## start Source records

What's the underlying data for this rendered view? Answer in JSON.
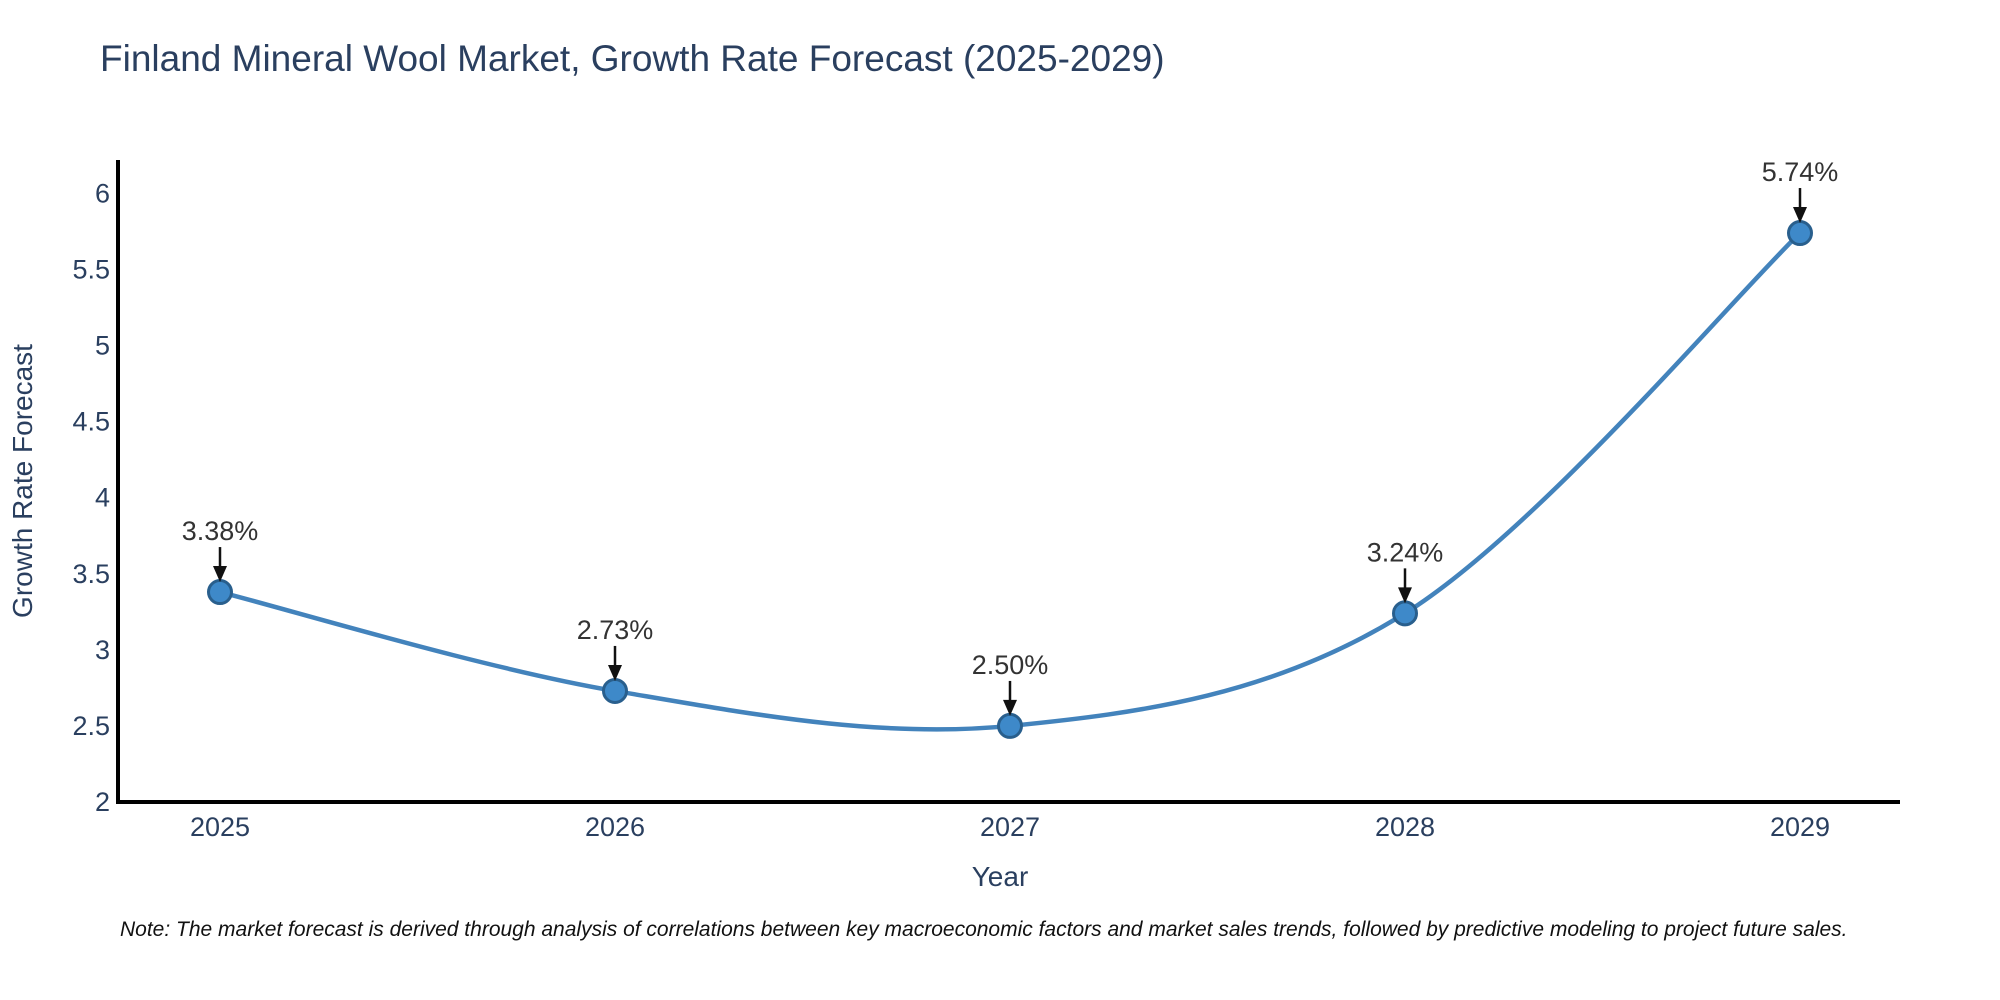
{
  "figure": {
    "note": "Note: The market forecast is derived through analysis of correlations between key macroeconomic factors and market sales trends, followed by predictive modeling to project future sales."
  },
  "chart_data": {
    "type": "line",
    "title": "Finland Mineral Wool Market, Growth Rate Forecast (2025-2029)",
    "xlabel": "Year",
    "ylabel": "Growth Rate Forecast",
    "x": [
      2025,
      2026,
      2027,
      2028,
      2029
    ],
    "series": [
      {
        "name": "Growth Rate Forecast",
        "values": [
          3.38,
          2.73,
          2.5,
          3.24,
          5.74
        ]
      }
    ],
    "point_labels": [
      "3.38%",
      "2.73%",
      "2.50%",
      "3.24%",
      "5.74%"
    ],
    "yticks": [
      2,
      2.5,
      3,
      3.5,
      4,
      4.5,
      5,
      5.5,
      6
    ],
    "ylim": [
      2,
      6.22
    ],
    "line_shape": "spline",
    "grid": false,
    "legend": "none",
    "annotations_have_arrows": true,
    "colors": {
      "line": "#4383BC",
      "marker_fill": "#3E89C9",
      "marker_edge": "#295F8D",
      "axis": "#000000",
      "tick_text": "#2a3f5f",
      "annotation_text": "#333333",
      "arrow": "#111111"
    }
  }
}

## end Source records

■ **What you have to do**
Copy out every line of the data that includes "Growth".

■ **Final result**
    "title": "Finland Mineral Wool Market, Growth Rate Forecast (2025-2029)",
    "ylabel": "Growth Rate Forecast",
        "name": "Growth Rate Forecast",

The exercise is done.